* begin SUPPLIED MATERIAL *

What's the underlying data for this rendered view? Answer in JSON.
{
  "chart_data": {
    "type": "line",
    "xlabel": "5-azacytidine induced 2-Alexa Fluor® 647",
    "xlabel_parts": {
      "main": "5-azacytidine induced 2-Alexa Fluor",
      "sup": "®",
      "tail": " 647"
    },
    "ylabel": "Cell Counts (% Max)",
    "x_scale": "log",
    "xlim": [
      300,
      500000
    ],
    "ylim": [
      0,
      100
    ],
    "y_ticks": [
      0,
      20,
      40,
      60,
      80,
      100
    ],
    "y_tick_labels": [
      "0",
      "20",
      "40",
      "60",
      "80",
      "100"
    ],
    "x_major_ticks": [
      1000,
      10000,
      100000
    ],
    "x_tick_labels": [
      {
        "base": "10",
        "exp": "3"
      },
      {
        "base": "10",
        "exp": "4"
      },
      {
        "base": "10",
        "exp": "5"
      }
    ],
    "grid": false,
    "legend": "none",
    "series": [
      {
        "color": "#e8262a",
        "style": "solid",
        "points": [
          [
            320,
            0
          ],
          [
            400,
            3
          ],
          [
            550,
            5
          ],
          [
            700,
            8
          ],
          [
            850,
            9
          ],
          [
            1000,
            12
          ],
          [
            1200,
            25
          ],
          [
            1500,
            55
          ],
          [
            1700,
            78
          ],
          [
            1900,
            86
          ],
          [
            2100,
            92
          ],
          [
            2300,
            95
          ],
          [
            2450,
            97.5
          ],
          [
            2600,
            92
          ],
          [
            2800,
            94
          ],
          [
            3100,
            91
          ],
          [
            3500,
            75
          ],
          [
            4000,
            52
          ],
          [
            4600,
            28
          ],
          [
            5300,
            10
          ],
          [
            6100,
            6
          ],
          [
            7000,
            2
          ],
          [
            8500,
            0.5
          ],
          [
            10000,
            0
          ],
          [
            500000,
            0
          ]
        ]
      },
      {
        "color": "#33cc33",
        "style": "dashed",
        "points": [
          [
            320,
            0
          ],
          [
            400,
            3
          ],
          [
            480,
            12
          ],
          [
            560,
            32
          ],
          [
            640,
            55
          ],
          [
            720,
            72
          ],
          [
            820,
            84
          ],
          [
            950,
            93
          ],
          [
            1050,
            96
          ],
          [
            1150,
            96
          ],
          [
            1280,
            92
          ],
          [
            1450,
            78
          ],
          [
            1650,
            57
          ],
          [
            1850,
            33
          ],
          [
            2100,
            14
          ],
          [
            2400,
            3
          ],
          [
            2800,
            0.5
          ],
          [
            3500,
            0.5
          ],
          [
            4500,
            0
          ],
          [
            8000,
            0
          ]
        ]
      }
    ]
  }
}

* end SUPPLIED MATERIAL *

▶ [EXERCISE GOAL]:
Scan the data for the word "azacytidine" and copy every line where it shows up.

▶ [RESULT OF THE EXERCISE]:
    "xlabel": "5-azacytidine induced 2-Alexa Fluor® 647",
      "main": "5-azacytidine induced 2-Alexa Fluor",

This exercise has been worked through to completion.